Instructions to follow: The records below should be written out again, exactly.
• • • •
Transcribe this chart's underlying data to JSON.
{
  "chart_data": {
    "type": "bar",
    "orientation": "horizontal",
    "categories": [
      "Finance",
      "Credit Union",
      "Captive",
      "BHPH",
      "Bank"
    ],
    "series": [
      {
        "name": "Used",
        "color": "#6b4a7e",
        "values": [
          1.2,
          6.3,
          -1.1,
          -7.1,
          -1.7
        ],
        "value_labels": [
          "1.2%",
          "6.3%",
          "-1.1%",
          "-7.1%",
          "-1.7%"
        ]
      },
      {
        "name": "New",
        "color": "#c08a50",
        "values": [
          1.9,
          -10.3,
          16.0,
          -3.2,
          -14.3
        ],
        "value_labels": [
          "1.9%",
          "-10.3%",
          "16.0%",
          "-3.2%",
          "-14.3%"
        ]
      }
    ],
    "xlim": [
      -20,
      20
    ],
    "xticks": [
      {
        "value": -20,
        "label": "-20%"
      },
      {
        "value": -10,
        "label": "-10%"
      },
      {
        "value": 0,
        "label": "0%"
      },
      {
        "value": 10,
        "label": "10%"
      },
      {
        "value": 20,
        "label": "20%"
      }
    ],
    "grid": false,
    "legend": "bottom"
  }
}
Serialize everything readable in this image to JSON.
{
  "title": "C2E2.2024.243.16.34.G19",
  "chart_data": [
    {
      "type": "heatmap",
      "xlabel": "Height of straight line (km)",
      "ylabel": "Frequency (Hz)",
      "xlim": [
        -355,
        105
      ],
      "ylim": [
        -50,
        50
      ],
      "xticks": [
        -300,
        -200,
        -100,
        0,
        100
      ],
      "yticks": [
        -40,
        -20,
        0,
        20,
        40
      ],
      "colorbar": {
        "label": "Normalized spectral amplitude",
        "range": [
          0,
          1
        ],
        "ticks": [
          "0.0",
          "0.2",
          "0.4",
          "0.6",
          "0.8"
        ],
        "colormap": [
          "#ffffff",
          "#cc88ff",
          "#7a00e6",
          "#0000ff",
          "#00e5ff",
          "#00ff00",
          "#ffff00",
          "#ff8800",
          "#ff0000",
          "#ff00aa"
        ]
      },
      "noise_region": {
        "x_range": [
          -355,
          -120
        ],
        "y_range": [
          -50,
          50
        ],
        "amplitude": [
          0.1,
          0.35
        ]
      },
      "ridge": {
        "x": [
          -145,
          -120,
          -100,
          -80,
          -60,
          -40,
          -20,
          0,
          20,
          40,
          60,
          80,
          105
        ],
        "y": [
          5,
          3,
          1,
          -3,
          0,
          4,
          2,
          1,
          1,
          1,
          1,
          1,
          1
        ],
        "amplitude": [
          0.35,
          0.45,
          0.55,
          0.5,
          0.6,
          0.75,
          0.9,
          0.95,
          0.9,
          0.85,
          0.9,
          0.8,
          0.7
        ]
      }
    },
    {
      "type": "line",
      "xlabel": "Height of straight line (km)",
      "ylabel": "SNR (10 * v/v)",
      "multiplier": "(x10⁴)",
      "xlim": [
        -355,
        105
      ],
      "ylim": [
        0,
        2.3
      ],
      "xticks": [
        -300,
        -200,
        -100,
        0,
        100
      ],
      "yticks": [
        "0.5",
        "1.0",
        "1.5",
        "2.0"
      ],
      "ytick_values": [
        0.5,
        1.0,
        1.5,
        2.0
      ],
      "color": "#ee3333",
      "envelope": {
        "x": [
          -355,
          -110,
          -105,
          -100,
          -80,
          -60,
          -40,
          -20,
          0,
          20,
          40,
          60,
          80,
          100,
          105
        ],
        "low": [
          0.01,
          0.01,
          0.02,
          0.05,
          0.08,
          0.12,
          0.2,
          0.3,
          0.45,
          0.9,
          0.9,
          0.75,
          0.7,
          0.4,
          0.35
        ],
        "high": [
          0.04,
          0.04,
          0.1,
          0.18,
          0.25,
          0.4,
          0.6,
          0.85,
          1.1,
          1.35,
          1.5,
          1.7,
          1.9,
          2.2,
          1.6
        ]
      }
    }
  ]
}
• • • •
Final result:
Transcribe this chart's underlying data to JSON.
{
  "chart_data": {
    "type": "bar",
    "orientation": "horizontal",
    "categories": [
      "Finance",
      "Credit Union",
      "Captive",
      "BHPH",
      "Bank"
    ],
    "series": [
      {
        "name": "Used",
        "color": "#6b4a7e",
        "values": [
          1.2,
          6.3,
          -1.1,
          -7.1,
          -1.7
        ],
        "value_labels": [
          "1.2%",
          "6.3%",
          "-1.1%",
          "-7.1%",
          "-1.7%"
        ]
      },
      {
        "name": "New",
        "color": "#c08a50",
        "values": [
          1.9,
          -10.3,
          16.0,
          -3.2,
          -14.3
        ],
        "value_labels": [
          "1.9%",
          "-10.3%",
          "16.0%",
          "-3.2%",
          "-14.3%"
        ]
      }
    ],
    "xlim": [
      -20,
      20
    ],
    "xticks": [
      {
        "value": -20,
        "label": "-20%"
      },
      {
        "value": -10,
        "label": "-10%"
      },
      {
        "value": 0,
        "label": "0%"
      },
      {
        "value": 10,
        "label": "10%"
      },
      {
        "value": 20,
        "label": "20%"
      }
    ],
    "grid": false,
    "legend": "bottom"
  }
}
Serialize everything readable in this image to JSON.
{
  "title": "C2E2.2024.243.16.34.G19",
  "chart_data": [
    {
      "type": "heatmap",
      "xlabel": "Height of straight line (km)",
      "ylabel": "Frequency (Hz)",
      "xlim": [
        -355,
        105
      ],
      "ylim": [
        -50,
        50
      ],
      "xticks": [
        -300,
        -200,
        -100,
        0,
        100
      ],
      "yticks": [
        -40,
        -20,
        0,
        20,
        40
      ],
      "colorbar": {
        "label": "Normalized spectral amplitude",
        "range": [
          0,
          1
        ],
        "ticks": [
          "0.0",
          "0.2",
          "0.4",
          "0.6",
          "0.8"
        ],
        "colormap": [
          "#ffffff",
          "#cc88ff",
          "#7a00e6",
          "#0000ff",
          "#00e5ff",
          "#00ff00",
          "#ffff00",
          "#ff8800",
          "#ff0000",
          "#ff00aa"
        ]
      },
      "noise_region": {
        "x_range": [
          -355,
          -120
        ],
        "y_range": [
          -50,
          50
        ],
        "amplitude": [
          0.1,
          0.35
        ]
      },
      "ridge": {
        "x": [
          -145,
          -120,
          -100,
          -80,
          -60,
          -40,
          -20,
          0,
          20,
          40,
          60,
          80,
          105
        ],
        "y": [
          5,
          3,
          1,
          -3,
          0,
          4,
          2,
          1,
          1,
          1,
          1,
          1,
          1
        ],
        "amplitude": [
          0.35,
          0.45,
          0.55,
          0.5,
          0.6,
          0.75,
          0.9,
          0.95,
          0.9,
          0.85,
          0.9,
          0.8,
          0.7
        ]
      }
    },
    {
      "type": "line",
      "xlabel": "Height of straight line (km)",
      "ylabel": "SNR (10 * v/v)",
      "multiplier": "(x10⁴)",
      "xlim": [
        -355,
        105
      ],
      "ylim": [
        0,
        2.3
      ],
      "xticks": [
        -300,
        -200,
        -100,
        0,
        100
      ],
      "yticks": [
        "0.5",
        "1.0",
        "1.5",
        "2.0"
      ],
      "ytick_values": [
        0.5,
        1.0,
        1.5,
        2.0
      ],
      "color": "#ee3333",
      "envelope": {
        "x": [
          -355,
          -110,
          -105,
          -100,
          -80,
          -60,
          -40,
          -20,
          0,
          20,
          40,
          60,
          80,
          100,
          105
        ],
        "low": [
          0.01,
          0.01,
          0.02,
          0.05,
          0.08,
          0.12,
          0.2,
          0.3,
          0.45,
          0.9,
          0.9,
          0.75,
          0.7,
          0.4,
          0.35
        ],
        "high": [
          0.04,
          0.04,
          0.1,
          0.18,
          0.25,
          0.4,
          0.6,
          0.85,
          1.1,
          1.35,
          1.5,
          1.7,
          1.9,
          2.2,
          1.6
        ]
      }
    }
  ]
}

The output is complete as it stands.